>>>

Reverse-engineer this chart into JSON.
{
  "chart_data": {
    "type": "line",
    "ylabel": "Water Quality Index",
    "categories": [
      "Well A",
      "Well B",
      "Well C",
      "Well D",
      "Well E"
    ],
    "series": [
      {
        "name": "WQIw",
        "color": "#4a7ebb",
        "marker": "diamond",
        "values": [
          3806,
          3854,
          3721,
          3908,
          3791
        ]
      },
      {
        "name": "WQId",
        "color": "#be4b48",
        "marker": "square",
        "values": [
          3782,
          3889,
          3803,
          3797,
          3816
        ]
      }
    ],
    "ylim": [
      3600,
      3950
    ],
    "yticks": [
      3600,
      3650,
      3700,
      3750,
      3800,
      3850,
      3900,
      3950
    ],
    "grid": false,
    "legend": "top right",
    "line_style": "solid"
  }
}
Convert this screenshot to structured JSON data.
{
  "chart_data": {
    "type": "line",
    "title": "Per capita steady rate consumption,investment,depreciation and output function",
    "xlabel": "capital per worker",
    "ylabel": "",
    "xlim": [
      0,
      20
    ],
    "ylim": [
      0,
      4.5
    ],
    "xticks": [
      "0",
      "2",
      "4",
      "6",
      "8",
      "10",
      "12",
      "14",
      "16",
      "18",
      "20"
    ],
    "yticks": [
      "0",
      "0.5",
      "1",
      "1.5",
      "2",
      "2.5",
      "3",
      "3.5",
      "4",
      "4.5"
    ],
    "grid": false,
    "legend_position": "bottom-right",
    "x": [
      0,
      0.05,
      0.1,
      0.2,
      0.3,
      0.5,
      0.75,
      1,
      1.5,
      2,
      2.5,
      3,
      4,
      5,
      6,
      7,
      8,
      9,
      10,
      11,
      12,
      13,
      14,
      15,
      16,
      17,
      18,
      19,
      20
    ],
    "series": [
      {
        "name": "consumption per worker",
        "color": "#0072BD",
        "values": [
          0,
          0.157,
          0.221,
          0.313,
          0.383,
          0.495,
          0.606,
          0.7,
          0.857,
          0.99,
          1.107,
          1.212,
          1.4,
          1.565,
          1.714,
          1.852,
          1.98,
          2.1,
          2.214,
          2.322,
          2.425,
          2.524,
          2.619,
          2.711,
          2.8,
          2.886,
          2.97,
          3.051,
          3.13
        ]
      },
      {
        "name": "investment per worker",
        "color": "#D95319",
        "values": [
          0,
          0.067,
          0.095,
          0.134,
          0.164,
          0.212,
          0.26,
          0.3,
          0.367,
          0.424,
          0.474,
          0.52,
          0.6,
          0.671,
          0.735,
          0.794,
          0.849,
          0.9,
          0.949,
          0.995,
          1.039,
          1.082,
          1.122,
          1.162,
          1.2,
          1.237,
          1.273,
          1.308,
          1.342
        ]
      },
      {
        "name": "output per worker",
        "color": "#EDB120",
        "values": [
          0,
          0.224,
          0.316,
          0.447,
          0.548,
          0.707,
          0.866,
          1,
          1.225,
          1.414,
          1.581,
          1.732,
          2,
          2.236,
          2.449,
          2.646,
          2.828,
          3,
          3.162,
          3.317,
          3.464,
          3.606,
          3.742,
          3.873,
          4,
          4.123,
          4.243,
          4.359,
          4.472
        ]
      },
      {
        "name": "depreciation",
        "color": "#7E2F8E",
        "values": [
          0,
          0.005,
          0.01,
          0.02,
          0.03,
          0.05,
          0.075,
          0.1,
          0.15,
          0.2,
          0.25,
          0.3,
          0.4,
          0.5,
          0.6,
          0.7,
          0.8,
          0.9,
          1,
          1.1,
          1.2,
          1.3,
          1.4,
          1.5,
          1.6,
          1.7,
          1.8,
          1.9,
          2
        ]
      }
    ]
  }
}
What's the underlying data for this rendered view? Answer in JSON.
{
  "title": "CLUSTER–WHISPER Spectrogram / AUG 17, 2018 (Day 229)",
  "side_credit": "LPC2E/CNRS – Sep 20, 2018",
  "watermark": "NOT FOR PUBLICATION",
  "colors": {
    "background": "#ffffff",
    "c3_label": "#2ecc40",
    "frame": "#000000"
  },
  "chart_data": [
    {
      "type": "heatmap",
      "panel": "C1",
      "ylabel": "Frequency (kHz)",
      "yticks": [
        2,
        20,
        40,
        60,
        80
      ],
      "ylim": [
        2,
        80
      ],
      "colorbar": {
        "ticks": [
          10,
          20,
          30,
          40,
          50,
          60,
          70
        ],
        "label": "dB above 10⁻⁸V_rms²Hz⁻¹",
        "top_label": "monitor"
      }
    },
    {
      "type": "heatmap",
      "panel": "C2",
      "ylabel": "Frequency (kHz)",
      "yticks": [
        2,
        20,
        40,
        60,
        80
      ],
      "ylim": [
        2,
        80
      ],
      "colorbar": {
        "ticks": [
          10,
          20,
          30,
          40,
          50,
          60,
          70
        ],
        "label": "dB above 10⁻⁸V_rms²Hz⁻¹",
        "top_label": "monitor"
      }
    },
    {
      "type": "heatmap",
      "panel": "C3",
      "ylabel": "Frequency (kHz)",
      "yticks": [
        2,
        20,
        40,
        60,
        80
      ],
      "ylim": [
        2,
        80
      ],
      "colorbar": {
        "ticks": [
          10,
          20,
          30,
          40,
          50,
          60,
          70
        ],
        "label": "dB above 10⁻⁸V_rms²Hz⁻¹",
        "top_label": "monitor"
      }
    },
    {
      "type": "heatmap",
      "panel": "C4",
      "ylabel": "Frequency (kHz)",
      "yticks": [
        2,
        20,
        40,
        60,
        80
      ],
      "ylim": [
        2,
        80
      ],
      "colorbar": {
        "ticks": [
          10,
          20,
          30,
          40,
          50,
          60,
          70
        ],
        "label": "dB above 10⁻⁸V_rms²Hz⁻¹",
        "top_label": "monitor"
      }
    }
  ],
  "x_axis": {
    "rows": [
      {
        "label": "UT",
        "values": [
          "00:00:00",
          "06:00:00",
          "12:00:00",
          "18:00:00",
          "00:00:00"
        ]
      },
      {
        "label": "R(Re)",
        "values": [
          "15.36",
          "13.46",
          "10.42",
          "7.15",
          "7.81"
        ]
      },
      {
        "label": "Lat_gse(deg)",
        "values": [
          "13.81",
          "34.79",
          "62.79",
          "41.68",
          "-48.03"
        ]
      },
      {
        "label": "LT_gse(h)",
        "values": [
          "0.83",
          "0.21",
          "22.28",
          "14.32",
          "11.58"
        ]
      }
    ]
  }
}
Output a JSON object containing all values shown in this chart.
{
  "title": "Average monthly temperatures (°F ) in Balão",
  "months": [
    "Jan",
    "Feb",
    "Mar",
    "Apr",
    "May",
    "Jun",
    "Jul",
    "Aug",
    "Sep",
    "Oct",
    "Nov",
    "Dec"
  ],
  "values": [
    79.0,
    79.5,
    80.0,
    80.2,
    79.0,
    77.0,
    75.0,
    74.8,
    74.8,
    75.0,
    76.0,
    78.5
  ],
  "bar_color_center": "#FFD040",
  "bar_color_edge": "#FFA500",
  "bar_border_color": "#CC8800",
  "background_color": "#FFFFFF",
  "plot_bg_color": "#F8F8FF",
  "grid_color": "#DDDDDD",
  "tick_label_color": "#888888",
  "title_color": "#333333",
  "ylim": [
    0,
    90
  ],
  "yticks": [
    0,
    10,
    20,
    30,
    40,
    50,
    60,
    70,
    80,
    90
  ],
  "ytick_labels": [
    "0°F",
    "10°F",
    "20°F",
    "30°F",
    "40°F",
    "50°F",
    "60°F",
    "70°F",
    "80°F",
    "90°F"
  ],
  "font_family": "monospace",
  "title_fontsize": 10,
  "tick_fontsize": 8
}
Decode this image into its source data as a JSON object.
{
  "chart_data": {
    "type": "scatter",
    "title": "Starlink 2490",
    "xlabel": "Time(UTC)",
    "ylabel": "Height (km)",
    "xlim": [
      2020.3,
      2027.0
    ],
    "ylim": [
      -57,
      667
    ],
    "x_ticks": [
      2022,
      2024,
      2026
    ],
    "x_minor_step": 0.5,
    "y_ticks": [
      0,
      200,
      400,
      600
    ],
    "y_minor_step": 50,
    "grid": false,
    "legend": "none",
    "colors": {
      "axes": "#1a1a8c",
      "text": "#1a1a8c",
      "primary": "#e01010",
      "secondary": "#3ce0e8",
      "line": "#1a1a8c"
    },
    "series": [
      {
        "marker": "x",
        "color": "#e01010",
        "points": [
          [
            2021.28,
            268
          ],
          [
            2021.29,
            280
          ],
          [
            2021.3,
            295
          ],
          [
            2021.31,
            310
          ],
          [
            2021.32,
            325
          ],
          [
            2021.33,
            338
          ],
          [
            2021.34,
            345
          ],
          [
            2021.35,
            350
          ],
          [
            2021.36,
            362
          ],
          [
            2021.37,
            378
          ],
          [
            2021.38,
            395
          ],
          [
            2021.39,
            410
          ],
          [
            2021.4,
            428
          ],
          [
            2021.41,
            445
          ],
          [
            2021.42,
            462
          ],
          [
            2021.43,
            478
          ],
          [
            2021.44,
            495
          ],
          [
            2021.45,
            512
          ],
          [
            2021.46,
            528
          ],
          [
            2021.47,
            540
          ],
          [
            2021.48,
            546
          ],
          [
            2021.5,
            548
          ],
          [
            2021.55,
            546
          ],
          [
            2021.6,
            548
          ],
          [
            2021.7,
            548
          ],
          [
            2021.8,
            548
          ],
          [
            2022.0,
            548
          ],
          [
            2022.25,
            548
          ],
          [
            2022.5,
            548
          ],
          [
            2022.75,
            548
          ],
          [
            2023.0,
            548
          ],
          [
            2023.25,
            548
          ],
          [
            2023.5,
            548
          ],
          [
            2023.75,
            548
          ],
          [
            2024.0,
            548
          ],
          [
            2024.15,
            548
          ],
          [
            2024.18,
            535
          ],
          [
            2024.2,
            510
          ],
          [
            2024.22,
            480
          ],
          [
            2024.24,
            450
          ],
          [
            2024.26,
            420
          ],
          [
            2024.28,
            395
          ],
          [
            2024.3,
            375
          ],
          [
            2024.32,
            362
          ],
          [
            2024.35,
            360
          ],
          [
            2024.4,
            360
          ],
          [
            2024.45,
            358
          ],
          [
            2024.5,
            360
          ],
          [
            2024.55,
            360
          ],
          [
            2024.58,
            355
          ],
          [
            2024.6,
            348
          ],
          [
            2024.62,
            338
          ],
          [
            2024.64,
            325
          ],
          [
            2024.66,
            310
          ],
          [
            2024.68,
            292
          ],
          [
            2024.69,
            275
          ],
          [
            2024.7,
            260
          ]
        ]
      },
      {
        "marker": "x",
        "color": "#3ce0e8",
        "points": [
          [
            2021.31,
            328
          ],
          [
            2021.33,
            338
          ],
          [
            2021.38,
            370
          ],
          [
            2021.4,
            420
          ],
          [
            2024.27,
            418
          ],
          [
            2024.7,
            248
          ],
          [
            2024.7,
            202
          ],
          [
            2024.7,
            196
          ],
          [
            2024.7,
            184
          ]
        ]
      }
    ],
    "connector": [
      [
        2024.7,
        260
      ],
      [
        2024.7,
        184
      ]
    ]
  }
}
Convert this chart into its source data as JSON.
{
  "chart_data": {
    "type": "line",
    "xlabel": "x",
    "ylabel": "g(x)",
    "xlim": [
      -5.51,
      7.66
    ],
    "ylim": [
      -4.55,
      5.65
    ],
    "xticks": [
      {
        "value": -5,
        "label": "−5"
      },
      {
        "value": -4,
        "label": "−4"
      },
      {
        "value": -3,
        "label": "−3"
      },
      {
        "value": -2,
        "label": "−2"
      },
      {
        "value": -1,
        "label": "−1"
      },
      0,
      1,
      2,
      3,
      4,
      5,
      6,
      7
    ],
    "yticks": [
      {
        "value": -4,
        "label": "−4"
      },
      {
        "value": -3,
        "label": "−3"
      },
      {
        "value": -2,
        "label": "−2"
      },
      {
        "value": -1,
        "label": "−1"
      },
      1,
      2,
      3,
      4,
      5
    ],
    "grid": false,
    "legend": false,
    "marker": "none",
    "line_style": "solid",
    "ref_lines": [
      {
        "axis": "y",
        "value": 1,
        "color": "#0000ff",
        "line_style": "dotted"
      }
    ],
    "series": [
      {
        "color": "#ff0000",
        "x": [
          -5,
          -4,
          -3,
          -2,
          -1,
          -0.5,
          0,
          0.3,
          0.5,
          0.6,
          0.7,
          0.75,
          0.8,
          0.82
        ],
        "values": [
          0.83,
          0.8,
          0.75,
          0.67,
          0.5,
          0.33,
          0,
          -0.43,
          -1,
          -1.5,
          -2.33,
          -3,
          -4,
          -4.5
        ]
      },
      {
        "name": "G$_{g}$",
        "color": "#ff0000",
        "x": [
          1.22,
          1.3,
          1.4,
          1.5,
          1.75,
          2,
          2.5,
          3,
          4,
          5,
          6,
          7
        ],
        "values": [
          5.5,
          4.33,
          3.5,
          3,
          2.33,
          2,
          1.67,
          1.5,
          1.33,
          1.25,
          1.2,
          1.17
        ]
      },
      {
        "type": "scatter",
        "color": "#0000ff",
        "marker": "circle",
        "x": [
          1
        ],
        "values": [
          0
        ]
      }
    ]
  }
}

<<<

◆ **Exercise requirements**
Look through the entries above and report the number of lines that contain "name". Write only the number.

◆ **Output**
7